What you should do: Can you rewrite the rows that begin at the one containing "countdown-text: 25:11 <box>908" and stop after the one containing "time-tick-label: Aug <box>734", changing "candle-body" to "candle-box" wherever it occurs and leaving everything else as it is?

(Excerpts from a layout annotation set)
══════════════════════════════
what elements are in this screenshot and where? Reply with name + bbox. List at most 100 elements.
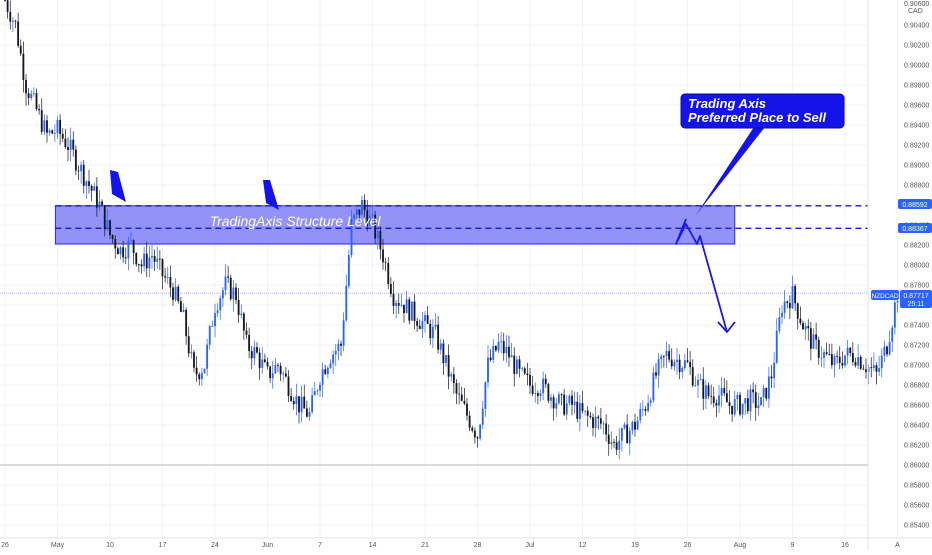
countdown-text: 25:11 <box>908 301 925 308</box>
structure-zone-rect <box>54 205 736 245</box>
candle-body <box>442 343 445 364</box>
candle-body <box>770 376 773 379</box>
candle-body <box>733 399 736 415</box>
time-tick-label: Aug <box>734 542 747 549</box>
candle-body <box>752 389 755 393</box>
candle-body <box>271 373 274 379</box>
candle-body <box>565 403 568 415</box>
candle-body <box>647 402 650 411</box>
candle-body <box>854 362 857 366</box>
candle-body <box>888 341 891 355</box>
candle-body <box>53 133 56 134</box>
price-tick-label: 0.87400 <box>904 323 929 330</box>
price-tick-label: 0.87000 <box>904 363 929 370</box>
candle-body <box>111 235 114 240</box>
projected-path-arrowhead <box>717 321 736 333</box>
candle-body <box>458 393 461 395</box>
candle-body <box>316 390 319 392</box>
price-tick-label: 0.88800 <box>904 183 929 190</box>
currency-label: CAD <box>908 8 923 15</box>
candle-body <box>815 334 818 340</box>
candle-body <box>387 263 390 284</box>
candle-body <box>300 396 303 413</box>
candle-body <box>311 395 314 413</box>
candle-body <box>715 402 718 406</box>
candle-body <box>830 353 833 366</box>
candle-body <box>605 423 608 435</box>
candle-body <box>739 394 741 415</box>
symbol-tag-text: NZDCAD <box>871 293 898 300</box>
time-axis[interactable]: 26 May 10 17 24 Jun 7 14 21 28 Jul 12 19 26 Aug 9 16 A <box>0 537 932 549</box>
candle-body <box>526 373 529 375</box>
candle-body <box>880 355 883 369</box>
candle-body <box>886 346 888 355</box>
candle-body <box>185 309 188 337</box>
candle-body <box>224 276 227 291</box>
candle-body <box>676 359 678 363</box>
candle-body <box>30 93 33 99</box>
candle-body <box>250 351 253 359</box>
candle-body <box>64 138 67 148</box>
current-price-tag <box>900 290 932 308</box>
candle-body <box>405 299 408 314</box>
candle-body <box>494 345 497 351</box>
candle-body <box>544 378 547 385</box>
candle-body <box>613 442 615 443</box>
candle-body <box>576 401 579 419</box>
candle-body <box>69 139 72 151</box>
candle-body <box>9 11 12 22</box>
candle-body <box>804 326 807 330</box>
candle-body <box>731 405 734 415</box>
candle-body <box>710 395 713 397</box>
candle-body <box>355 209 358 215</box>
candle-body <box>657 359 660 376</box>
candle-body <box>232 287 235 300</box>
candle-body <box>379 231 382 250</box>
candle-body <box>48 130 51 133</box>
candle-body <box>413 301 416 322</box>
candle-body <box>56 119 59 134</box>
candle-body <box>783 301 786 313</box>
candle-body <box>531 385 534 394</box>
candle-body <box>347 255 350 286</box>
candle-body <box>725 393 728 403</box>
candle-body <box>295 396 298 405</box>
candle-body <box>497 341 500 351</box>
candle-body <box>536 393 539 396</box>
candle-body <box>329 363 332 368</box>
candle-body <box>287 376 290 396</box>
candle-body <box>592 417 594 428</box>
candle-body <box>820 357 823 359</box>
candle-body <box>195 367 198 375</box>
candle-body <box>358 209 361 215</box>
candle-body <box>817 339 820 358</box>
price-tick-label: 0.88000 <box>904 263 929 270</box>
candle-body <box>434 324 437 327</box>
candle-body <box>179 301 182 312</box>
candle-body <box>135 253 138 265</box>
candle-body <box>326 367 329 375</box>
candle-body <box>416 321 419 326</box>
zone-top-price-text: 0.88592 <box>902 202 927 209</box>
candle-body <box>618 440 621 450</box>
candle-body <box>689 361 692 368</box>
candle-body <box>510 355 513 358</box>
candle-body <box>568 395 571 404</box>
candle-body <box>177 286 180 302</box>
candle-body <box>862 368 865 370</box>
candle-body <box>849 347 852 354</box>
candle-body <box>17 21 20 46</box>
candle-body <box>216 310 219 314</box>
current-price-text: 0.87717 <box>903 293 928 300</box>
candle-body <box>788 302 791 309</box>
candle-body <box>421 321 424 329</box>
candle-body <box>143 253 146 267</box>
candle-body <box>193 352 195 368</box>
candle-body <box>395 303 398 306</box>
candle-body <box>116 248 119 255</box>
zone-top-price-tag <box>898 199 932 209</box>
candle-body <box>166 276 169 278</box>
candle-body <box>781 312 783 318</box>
══════════════════════════════
Result:
countdown-text: 25:11 <box>908 301 925 308</box>
structure-zone-rect <box>54 205 736 245</box>
candle-box <box>442 343 445 364</box>
candle-box <box>770 376 773 379</box>
candle-box <box>733 399 736 415</box>
time-tick-label: Aug <box>734 542 747 549</box>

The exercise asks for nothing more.